* Set task
Every line with the word "values" in it should be extracted from the data that follows.

* The data

/---

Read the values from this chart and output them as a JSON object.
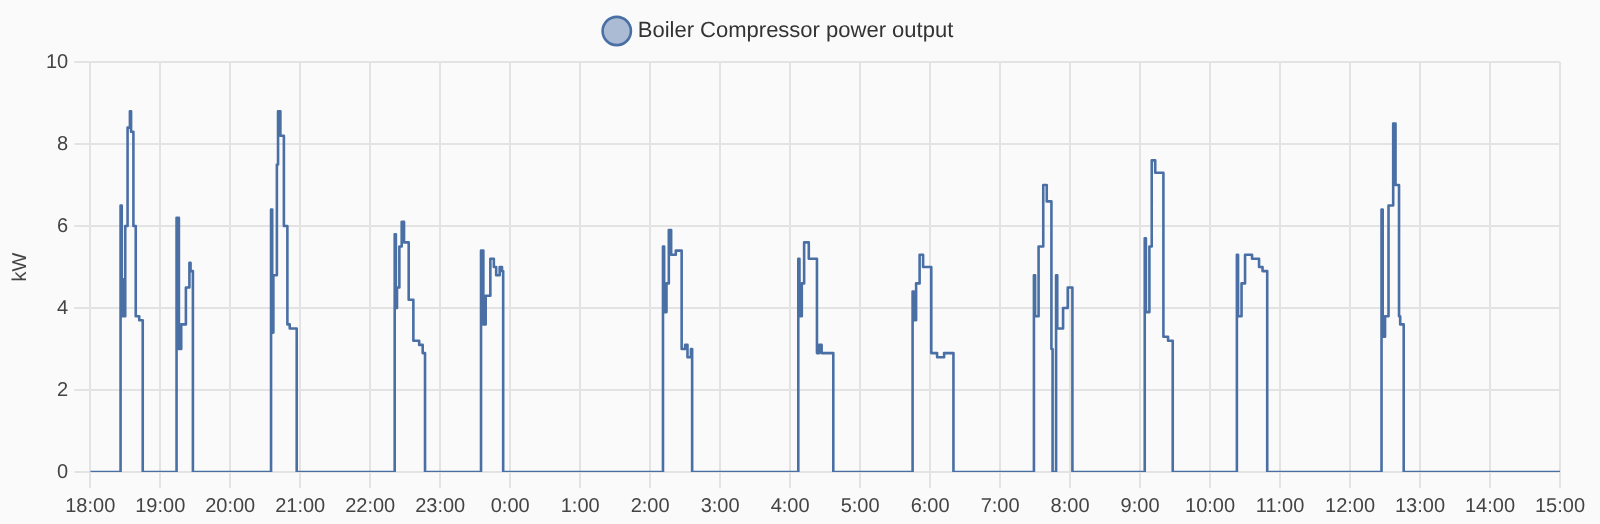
{
  "chart_data": {
    "type": "step",
    "ylabel": "kW",
    "legend": "top",
    "grid": true,
    "marker": "none",
    "line_style": "solid",
    "ylim": [
      0,
      10
    ],
    "yticks": [
      0,
      2,
      4,
      6,
      8,
      10
    ],
    "xlim": [
      "--01-01T18:00",
      "--01-02T15:00"
    ],
    "xticks": [
      {
        "value": "--01-01T18:00",
        "label": "18:00"
      },
      {
        "value": "--01-01T19:00",
        "label": "19:00"
      },
      {
        "value": "--01-01T20:00",
        "label": "20:00"
      },
      {
        "value": "--01-01T21:00",
        "label": "21:00"
      },
      {
        "value": "--01-01T22:00",
        "label": "22:00"
      },
      {
        "value": "--01-01T23:00",
        "label": "23:00"
      },
      {
        "value": "--01-02T00:00",
        "label": "0:00"
      },
      {
        "value": "--01-02T01:00",
        "label": "1:00"
      },
      {
        "value": "--01-02T02:00",
        "label": "2:00"
      },
      {
        "value": "--01-02T03:00",
        "label": "3:00"
      },
      {
        "value": "--01-02T04:00",
        "label": "4:00"
      },
      {
        "value": "--01-02T05:00",
        "label": "5:00"
      },
      {
        "value": "--01-02T06:00",
        "label": "6:00"
      },
      {
        "value": "--01-02T07:00",
        "label": "7:00"
      },
      {
        "value": "--01-02T08:00",
        "label": "8:00"
      },
      {
        "value": "--01-02T09:00",
        "label": "9:00"
      },
      {
        "value": "--01-02T10:00",
        "label": "10:00"
      },
      {
        "value": "--01-02T11:00",
        "label": "11:00"
      },
      {
        "value": "--01-02T12:00",
        "label": "12:00"
      },
      {
        "value": "--01-02T13:00",
        "label": "13:00"
      },
      {
        "value": "--01-02T14:00",
        "label": "14:00"
      },
      {
        "value": "--01-02T15:00",
        "label": "15:00"
      }
    ],
    "series": [
      {
        "name": "Boiler Compressor power output",
        "color": "#4a6fa5",
        "x": [
          "--01-01T18:00",
          "--01-01T18:26",
          "--01-01T18:27",
          "--01-01T18:28",
          "--01-01T18:29",
          "--01-01T18:30",
          "--01-01T18:32",
          "--01-01T18:34",
          "--01-01T18:35",
          "--01-01T18:37",
          "--01-01T18:39",
          "--01-01T18:42",
          "--01-01T18:45",
          "--01-01T19:14",
          "--01-01T19:16",
          "--01-01T19:18",
          "--01-01T19:22",
          "--01-01T19:25",
          "--01-01T19:26",
          "--01-01T19:28",
          "--01-01T20:35",
          "--01-01T20:36",
          "--01-01T20:37",
          "--01-01T20:40",
          "--01-01T20:41",
          "--01-01T20:43",
          "--01-01T20:46",
          "--01-01T20:49",
          "--01-01T20:51",
          "--01-01T20:57",
          "--01-01T22:21",
          "--01-01T22:22",
          "--01-01T22:23",
          "--01-01T22:25",
          "--01-01T22:27",
          "--01-01T22:29",
          "--01-01T22:33",
          "--01-01T22:37",
          "--01-01T22:42",
          "--01-01T22:45",
          "--01-01T22:47",
          "--01-01T23:35",
          "--01-01T23:37",
          "--01-01T23:39",
          "--01-01T23:43",
          "--01-01T23:46",
          "--01-01T23:48",
          "--01-01T23:51",
          "--01-01T23:53",
          "--01-01T23:54",
          "--01-02T02:11",
          "--01-02T02:12",
          "--01-02T02:14",
          "--01-02T02:16",
          "--01-02T02:18",
          "--01-02T02:22",
          "--01-02T02:27",
          "--01-02T02:30",
          "--01-02T02:32",
          "--01-02T02:35",
          "--01-02T02:36",
          "--01-02T04:07",
          "--01-02T04:08",
          "--01-02T04:10",
          "--01-02T04:12",
          "--01-02T04:16",
          "--01-02T04:23",
          "--01-02T04:25",
          "--01-02T04:27",
          "--01-02T04:37",
          "--01-02T05:45",
          "--01-02T05:46",
          "--01-02T05:48",
          "--01-02T05:51",
          "--01-02T05:54",
          "--01-02T06:01",
          "--01-02T06:06",
          "--01-02T06:12",
          "--01-02T06:20",
          "--01-02T07:29",
          "--01-02T07:30",
          "--01-02T07:33",
          "--01-02T07:37",
          "--01-02T07:40",
          "--01-02T07:44",
          "--01-02T07:45",
          "--01-02T07:48",
          "--01-02T07:49",
          "--01-02T07:54",
          "--01-02T07:58",
          "--01-02T08:02",
          "--01-02T09:04",
          "--01-02T09:05",
          "--01-02T09:08",
          "--01-02T09:10",
          "--01-02T09:13",
          "--01-02T09:20",
          "--01-02T09:24",
          "--01-02T09:28",
          "--01-02T10:23",
          "--01-02T10:24",
          "--01-02T10:27",
          "--01-02T10:30",
          "--01-02T10:36",
          "--01-02T10:42",
          "--01-02T10:45",
          "--01-02T10:49",
          "--01-02T12:27",
          "--01-02T12:28",
          "--01-02T12:30",
          "--01-02T12:33",
          "--01-02T12:37",
          "--01-02T12:39",
          "--01-02T12:42",
          "--01-02T12:43",
          "--01-02T12:46",
          "--01-02T15:00"
        ],
        "values": [
          0,
          6.5,
          3.8,
          4.7,
          3.8,
          6.0,
          8.4,
          8.8,
          8.3,
          6.0,
          3.8,
          3.7,
          0,
          6.2,
          3.0,
          3.6,
          4.5,
          5.1,
          4.9,
          0,
          6.4,
          3.4,
          4.8,
          7.5,
          8.8,
          8.2,
          6.0,
          3.6,
          3.5,
          0,
          5.8,
          4.0,
          4.5,
          5.5,
          6.1,
          5.6,
          4.2,
          3.2,
          3.1,
          2.9,
          0,
          5.4,
          3.6,
          4.3,
          5.2,
          5.0,
          4.8,
          5.0,
          4.9,
          0,
          5.5,
          3.9,
          4.6,
          5.9,
          5.3,
          5.4,
          3.0,
          3.1,
          2.8,
          3.0,
          0,
          5.2,
          3.8,
          4.6,
          5.6,
          5.2,
          2.9,
          3.1,
          2.9,
          0,
          4.4,
          3.7,
          4.6,
          5.3,
          5.0,
          2.9,
          2.8,
          2.9,
          0,
          4.8,
          3.8,
          5.5,
          7.0,
          6.6,
          3.0,
          0,
          4.8,
          3.5,
          4.0,
          4.5,
          0,
          5.7,
          3.9,
          5.5,
          7.6,
          7.3,
          3.3,
          3.2,
          0,
          5.3,
          3.8,
          4.6,
          5.3,
          5.2,
          5.0,
          4.9,
          0,
          6.4,
          3.3,
          3.8,
          6.5,
          8.5,
          7.0,
          3.8,
          3.6,
          0,
          0
        ]
      }
    ]
  }
}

\---

* Complete response
Read the values from this chart and output them as a JSON object.
        "values": [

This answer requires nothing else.